THINGS TO DO
(1) List every recommendation of the policy paper that the net zero article mentions.
(2) According to the net zero article, which organization carried out the research for the ICE?

SELECTED EXCERPT
* START *

57% of the UK wants to reduce carbon emissions this year - What measures could help?

06 February 2024

Today, the Institution of Civil Engineers (ICE) and the All-Party Parliamentary Group on Infrastructure (APPGI) have published a policy paper, What are the public behavioural changes required to meet net zero? 

The recommendations include establishing a go-to hub of information on net zero, making it easier for people to make greener choices to heat their homes and travel, and including disabled people’s needs in design decisions for blue and green infrastructure. 

The paper also recommends creating a clear policy path to reach net zero, and sharing information between government, large businesses, SMEs, and the public. 

Recent changes in net zero policy have partly been attributed to the cost-of-living crisis. These include delaying the phase of the sale of new petrol and diesel cars. 

However, research shows that most of the population is keen for change now.


Public appetite for change is strong, even in cost-of-living crisis 

Public support and behaviour change to reduce emissions will be critical to reach the UK’s net zero ambitions.  

Research carried out by Thinks Insight & Strategy (Thinks) for the ICE focused on potential behavioural changes over the next 12 months across transport and home heating. 

The findings illustrate that the appetite for change is strong, despite the cost-of-living crisis.

* END *

DATA LINES
* START *

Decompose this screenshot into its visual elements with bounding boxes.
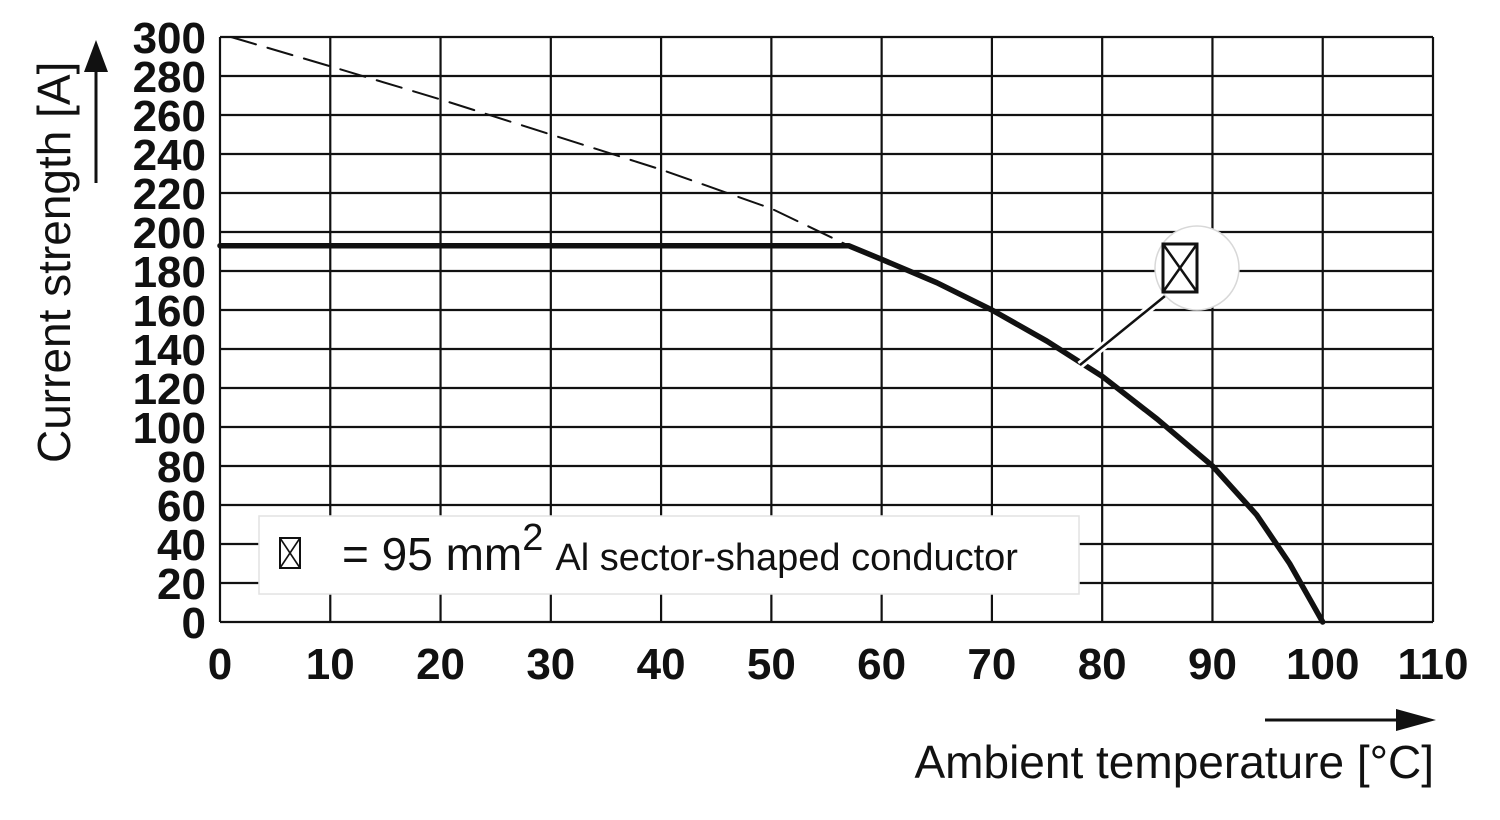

* END *

SOLUTIONS IN ORDER
(1)
- Establishing a go-to hub of information on net zero
- Making it easier for people to make greener choices to heat their homes and travel
- Including disabled people’s needs in design decisions for blue and green infrastructure
- Creating a clear policy path to reach net zero
- Sharing information between government, large businesses, SMEs, and the public

(2) Thinks Insight & Strategy (Thinks)